YOUR TASK :: Identify the lines that contain the word "física", then copy them.

Data records
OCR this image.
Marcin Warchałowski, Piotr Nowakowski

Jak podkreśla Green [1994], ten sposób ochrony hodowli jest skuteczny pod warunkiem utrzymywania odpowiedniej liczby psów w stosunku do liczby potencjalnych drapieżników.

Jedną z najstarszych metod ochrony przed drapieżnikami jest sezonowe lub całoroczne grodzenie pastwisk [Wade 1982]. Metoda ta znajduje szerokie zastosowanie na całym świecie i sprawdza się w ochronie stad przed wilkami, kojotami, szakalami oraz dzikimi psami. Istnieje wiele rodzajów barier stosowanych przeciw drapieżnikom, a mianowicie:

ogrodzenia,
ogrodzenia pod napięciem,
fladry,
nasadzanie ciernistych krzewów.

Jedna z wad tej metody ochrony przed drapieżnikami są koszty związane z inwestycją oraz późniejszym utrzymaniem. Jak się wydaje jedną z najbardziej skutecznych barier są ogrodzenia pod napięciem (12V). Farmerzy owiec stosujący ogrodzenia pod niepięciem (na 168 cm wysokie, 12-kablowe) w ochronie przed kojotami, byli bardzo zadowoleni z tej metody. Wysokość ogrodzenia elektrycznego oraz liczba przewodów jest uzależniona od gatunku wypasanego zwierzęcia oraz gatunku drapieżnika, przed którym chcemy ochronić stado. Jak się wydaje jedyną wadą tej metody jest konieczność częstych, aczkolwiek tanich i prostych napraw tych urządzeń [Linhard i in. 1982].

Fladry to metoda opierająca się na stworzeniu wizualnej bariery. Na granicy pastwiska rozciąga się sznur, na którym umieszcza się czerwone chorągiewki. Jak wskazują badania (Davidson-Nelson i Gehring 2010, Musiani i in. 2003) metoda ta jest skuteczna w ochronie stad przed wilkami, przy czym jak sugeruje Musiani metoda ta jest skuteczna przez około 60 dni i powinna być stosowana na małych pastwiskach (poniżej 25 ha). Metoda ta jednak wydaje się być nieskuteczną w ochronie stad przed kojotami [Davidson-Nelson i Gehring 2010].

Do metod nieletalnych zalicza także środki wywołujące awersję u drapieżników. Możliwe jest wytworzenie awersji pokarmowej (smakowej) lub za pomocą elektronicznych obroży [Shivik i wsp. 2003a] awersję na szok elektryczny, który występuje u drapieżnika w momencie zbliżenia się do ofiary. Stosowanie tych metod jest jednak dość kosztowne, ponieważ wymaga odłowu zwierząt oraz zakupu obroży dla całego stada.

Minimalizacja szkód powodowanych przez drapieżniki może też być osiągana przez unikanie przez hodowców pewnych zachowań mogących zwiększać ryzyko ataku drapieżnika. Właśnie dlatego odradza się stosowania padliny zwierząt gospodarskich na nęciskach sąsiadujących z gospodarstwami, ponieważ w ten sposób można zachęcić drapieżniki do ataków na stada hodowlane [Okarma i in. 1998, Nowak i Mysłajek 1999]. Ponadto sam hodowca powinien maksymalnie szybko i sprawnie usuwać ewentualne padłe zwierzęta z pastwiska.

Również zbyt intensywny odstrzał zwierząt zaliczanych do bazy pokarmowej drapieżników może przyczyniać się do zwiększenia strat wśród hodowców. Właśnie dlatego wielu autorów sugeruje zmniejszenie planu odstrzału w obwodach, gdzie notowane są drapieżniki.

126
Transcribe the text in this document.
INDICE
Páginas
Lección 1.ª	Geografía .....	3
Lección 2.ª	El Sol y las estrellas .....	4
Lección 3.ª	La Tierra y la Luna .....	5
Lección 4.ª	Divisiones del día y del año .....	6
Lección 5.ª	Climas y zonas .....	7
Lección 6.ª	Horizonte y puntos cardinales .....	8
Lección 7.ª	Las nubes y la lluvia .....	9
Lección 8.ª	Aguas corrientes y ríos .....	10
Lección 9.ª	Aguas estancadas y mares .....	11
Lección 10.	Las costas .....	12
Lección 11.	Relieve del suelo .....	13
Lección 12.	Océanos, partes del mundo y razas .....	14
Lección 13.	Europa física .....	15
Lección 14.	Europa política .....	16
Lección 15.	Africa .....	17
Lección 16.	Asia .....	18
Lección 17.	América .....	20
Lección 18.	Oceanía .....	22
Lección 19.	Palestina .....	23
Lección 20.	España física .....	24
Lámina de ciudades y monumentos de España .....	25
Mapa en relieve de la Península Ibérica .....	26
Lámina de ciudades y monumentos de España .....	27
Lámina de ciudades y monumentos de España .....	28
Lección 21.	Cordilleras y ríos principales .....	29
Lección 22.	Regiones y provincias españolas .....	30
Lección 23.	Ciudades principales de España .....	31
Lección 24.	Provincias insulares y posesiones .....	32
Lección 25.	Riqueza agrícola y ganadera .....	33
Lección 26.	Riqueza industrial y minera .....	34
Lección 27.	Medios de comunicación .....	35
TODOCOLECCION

SOLUTION TO THE EXERCISE ::
Lección 13.	Europa física .....	15
Lección 20.	España física .....	24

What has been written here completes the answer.